■ Task description:
Find every line in the records below that holds the word "Rose", and copy each one.
— START OF Provided data —
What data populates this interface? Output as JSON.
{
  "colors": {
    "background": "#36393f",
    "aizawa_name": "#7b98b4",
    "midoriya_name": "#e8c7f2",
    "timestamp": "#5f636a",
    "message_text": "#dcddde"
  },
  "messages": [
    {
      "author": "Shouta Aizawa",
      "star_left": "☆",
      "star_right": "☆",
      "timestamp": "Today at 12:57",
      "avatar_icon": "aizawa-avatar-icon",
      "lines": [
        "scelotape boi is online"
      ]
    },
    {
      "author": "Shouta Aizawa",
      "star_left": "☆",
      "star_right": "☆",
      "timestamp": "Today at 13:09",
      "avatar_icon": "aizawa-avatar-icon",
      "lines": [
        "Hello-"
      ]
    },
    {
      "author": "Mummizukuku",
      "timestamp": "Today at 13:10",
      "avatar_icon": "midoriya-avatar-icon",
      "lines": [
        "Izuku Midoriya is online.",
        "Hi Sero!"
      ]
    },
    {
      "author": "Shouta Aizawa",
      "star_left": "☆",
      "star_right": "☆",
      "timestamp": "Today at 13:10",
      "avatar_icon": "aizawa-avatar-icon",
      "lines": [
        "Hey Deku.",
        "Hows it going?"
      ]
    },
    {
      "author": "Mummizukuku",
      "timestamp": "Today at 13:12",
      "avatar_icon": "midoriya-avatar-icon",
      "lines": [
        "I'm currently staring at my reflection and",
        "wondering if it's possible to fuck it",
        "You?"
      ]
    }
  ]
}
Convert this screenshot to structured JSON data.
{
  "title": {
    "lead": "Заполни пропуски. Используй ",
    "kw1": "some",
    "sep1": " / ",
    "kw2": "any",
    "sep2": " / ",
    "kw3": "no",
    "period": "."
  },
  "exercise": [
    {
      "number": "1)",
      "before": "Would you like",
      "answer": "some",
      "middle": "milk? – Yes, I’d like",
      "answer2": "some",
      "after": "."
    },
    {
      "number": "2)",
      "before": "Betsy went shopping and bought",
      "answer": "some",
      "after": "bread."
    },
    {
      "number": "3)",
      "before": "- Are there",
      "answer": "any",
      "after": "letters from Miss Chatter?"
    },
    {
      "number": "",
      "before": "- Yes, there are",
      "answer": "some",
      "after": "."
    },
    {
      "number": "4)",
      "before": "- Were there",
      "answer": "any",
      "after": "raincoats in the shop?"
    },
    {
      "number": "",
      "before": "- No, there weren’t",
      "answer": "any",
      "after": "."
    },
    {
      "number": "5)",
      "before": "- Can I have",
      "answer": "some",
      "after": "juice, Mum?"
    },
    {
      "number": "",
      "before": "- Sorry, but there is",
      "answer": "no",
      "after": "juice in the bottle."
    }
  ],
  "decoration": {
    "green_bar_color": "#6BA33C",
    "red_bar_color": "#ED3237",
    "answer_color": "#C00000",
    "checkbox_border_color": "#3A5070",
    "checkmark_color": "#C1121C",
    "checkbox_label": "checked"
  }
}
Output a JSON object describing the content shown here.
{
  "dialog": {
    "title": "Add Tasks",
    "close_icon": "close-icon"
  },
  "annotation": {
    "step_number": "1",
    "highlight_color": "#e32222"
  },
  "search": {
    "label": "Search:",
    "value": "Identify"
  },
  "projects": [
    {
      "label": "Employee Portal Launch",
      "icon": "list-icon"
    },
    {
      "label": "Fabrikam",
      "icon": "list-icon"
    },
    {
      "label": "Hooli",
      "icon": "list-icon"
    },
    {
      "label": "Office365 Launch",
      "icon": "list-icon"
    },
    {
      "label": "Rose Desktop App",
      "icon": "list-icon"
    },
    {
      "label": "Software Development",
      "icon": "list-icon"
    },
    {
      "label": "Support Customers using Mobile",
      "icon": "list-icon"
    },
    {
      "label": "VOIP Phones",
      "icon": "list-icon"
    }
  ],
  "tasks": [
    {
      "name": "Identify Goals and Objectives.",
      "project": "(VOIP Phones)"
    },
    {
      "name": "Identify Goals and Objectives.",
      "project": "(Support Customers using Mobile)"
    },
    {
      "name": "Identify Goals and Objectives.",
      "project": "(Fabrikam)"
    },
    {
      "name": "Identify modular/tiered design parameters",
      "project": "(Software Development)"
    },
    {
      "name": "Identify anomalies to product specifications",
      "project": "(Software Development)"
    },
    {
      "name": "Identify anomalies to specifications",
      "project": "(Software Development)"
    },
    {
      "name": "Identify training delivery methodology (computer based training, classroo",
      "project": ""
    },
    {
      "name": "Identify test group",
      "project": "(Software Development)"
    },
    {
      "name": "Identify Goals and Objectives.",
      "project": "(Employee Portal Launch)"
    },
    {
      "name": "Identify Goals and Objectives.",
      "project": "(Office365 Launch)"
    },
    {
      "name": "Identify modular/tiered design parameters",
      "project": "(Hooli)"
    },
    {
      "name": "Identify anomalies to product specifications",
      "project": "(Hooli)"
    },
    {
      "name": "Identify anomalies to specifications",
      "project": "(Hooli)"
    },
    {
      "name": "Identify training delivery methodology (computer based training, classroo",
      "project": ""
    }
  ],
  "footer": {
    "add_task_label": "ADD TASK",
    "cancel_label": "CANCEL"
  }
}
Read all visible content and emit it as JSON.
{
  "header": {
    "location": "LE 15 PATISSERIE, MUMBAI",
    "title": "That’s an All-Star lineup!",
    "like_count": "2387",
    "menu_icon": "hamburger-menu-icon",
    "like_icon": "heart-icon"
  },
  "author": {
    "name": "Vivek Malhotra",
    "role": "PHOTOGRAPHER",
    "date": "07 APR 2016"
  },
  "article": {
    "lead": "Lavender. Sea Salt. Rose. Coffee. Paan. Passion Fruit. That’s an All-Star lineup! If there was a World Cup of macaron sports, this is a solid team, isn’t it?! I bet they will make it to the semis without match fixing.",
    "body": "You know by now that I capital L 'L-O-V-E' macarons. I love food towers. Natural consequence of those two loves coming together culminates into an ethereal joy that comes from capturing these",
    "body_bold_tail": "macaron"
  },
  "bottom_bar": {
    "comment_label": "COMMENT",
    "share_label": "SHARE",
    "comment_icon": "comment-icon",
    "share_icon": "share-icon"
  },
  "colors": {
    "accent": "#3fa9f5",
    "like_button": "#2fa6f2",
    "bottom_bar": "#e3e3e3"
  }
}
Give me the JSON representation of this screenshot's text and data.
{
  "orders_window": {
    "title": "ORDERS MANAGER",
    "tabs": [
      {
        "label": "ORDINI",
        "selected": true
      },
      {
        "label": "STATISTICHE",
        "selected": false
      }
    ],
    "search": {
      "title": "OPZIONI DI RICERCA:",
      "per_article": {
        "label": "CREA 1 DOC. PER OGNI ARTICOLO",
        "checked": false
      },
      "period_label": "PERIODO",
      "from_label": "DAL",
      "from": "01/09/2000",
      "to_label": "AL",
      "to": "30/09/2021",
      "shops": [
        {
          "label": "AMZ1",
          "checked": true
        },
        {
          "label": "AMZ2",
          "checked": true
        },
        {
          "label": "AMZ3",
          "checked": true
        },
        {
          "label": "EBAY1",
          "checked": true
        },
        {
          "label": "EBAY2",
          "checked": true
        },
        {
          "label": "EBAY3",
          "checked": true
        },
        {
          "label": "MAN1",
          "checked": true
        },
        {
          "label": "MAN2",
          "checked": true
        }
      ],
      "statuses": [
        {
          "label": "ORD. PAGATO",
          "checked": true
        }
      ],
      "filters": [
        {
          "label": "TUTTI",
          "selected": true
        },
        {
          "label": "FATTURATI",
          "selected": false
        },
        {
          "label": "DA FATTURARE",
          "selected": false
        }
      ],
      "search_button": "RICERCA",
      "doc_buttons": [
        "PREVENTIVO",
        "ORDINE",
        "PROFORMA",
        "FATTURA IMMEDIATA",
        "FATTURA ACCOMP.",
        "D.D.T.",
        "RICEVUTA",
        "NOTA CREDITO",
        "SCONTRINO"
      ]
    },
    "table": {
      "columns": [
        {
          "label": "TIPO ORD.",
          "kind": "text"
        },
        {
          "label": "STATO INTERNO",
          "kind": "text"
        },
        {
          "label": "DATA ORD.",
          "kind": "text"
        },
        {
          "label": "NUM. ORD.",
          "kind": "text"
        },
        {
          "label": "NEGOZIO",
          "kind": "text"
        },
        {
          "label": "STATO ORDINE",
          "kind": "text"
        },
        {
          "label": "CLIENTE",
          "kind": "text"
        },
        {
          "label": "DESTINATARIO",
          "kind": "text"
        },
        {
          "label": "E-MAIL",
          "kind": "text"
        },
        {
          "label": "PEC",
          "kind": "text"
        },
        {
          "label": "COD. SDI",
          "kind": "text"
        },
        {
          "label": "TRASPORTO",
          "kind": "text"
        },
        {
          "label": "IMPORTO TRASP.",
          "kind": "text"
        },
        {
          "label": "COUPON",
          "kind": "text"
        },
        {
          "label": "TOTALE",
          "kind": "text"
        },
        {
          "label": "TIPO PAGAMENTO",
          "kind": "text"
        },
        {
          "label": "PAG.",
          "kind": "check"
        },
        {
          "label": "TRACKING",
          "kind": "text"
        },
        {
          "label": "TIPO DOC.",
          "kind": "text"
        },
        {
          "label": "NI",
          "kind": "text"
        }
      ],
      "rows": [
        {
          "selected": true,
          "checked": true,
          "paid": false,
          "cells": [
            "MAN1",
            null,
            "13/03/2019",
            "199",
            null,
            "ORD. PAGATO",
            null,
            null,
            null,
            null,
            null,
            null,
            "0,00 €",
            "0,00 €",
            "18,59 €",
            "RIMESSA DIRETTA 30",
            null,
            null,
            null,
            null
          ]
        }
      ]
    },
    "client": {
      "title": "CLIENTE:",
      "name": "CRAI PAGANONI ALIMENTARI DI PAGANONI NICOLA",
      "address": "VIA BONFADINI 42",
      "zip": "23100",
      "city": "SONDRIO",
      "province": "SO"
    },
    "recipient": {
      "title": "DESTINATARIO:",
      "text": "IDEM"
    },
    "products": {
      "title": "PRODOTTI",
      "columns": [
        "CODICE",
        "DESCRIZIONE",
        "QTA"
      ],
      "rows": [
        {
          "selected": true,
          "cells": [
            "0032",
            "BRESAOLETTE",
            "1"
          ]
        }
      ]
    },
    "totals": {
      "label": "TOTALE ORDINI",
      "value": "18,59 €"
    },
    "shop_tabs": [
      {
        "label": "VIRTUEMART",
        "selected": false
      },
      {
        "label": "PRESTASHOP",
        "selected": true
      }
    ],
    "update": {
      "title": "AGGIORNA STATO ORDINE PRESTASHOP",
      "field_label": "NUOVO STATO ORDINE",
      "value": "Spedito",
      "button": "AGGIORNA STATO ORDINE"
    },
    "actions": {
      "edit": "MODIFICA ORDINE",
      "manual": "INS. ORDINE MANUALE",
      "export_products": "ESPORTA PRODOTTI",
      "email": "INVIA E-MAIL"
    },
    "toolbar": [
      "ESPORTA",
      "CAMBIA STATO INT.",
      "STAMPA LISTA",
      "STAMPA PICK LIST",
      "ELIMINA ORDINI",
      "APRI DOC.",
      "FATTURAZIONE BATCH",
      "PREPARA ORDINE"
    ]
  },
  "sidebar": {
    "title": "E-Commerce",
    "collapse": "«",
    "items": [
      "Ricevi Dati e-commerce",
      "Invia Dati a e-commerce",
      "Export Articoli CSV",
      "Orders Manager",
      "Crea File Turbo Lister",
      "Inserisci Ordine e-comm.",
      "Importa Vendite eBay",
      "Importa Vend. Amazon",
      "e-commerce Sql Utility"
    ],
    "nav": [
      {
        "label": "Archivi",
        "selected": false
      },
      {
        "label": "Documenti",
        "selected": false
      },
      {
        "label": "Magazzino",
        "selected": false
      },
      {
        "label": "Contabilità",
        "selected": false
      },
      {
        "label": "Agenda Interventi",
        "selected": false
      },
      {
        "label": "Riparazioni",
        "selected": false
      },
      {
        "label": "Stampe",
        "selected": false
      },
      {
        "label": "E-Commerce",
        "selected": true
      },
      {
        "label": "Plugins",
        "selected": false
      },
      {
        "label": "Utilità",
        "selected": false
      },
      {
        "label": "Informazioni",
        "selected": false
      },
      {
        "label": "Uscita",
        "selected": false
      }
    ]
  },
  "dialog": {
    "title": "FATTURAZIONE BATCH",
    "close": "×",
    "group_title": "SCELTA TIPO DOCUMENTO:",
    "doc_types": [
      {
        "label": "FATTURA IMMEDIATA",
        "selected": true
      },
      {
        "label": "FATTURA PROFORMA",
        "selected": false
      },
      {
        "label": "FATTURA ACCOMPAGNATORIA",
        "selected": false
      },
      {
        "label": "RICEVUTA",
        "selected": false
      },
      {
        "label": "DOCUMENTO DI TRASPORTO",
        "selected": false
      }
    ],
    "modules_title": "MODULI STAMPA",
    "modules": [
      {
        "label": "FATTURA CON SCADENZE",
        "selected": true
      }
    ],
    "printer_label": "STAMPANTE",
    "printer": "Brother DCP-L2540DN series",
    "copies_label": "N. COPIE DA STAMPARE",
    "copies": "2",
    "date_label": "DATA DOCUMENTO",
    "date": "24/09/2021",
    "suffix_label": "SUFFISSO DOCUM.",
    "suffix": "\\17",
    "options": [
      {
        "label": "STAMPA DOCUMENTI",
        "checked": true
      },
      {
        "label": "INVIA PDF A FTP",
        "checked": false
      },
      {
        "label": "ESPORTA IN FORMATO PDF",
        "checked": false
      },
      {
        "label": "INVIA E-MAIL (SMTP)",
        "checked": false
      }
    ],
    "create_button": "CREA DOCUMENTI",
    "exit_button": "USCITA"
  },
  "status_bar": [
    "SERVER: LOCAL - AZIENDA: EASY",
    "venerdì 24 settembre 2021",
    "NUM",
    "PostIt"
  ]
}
— END OF Provided data —
■ Solution below:
      "label": "Rose Desktop App",
    "lead": "Lavender. Sea Salt. Rose. Coffee. Paan. Passion Fruit. That’s an All-Star lineup! If there was a World Cup of macaron sports, this is a solid team, isn’t it?! I bet they will make it to the semis without match fixing.",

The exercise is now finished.